• **TASK INSTRUCTIONS**:
Answer these about the email to Dr. Zeilberger:
1. What field of work led the writer to derive a generalization of the Mehler formula?
2. What did the writer use to derive Dr. Zeilberger's result the analytic way?
3. In what month was the e-print the writer happened to see?

** START SELECTED TEXT **

From nagel@theophys.kth.se Thu Oct 29 04:34:54 1998

Dear Dr. Zeilberger,

Recently my work in theoretical quantum optics motivated me to derive and
use a generalization of the (ordinary Hermite function) Mehler formula (I
guess this generalization must be well-known, but I haven«t found it  in
the standard formula books). Then I happened to see your e-print from July,
and amused myself deriving your result the analytic way, using a natural
contour integral representation for your Straight Hermite Polynomial. I
realized that one could also derive a generalized version with unequal
indices of the polynomials. Whether this more general formula has
any"sexual interpretation", or is of any interest otherwise, I don«t know.
I give the relevant formulas and results below; I hope my pseudo-Tex
formulas are understandable to you.

** END SELECTED TEXT **
** START SUPPLIED DATA **

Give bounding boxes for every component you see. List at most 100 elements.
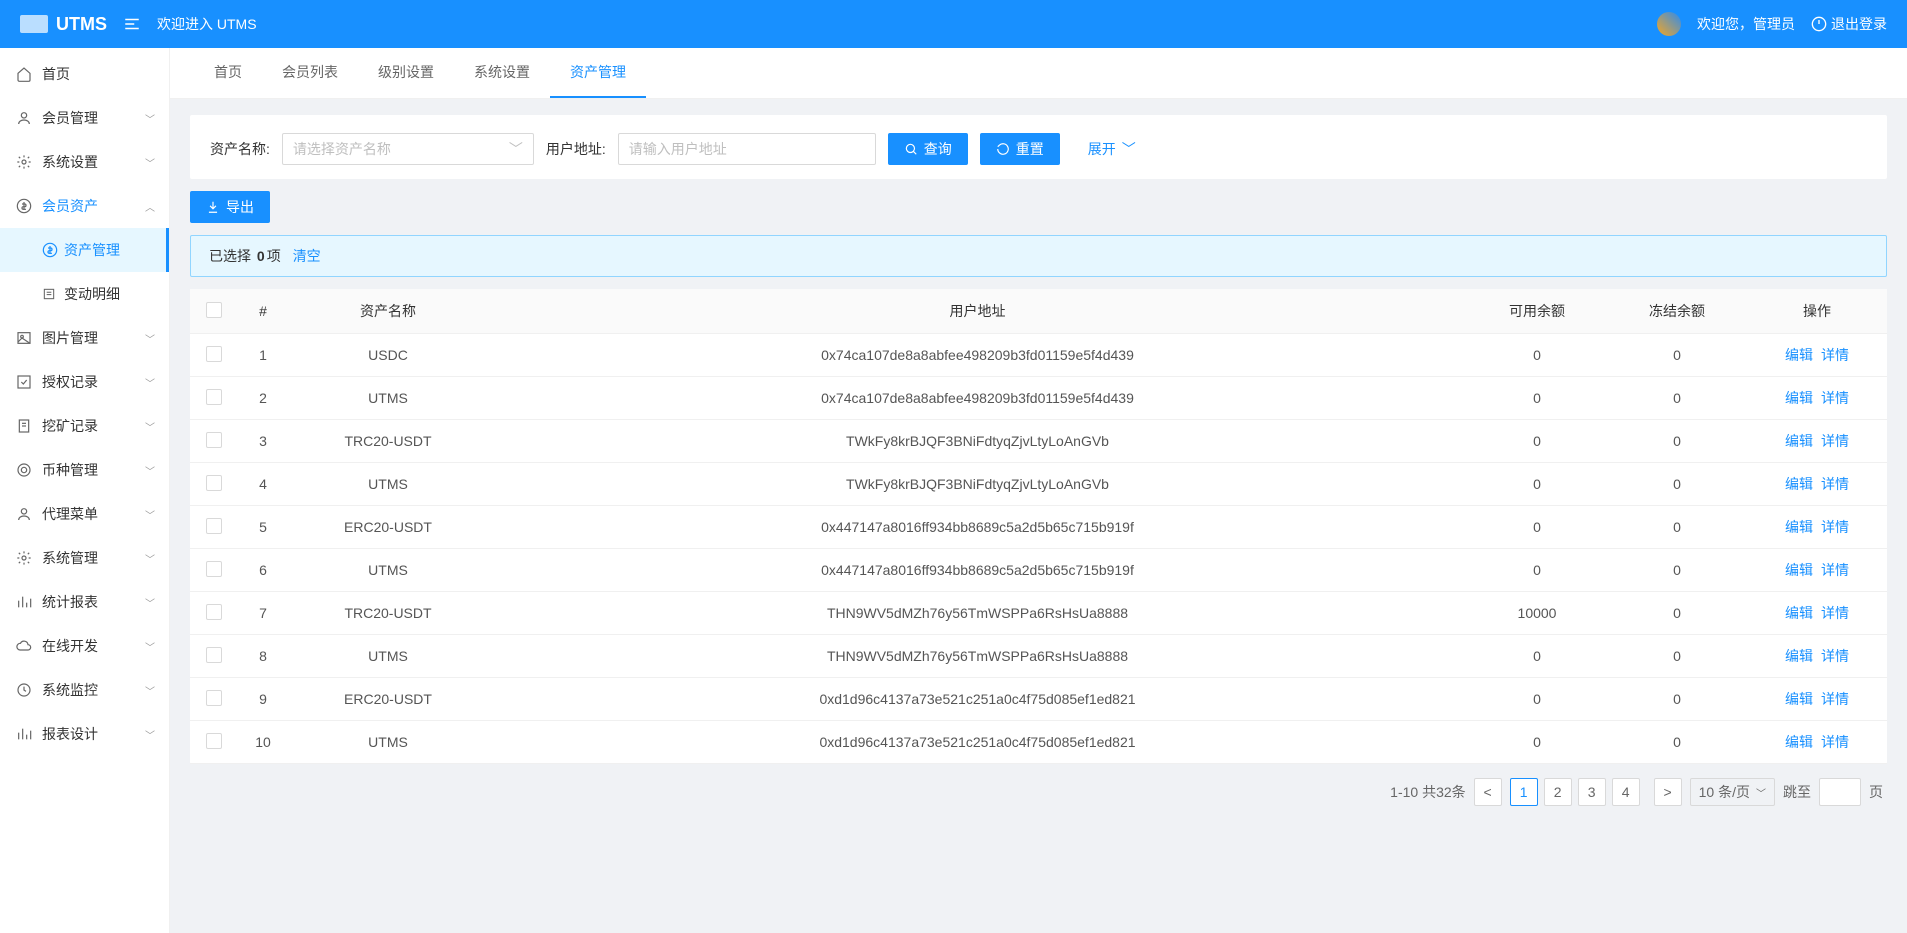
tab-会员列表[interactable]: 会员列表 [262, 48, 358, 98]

** END SUPPLIED DATA **

• **EXERCISE RESULT**:
1. Theoretical quantum optics.
2. A natural contour integral representation for the Straight Hermite Polynomial.
3. July.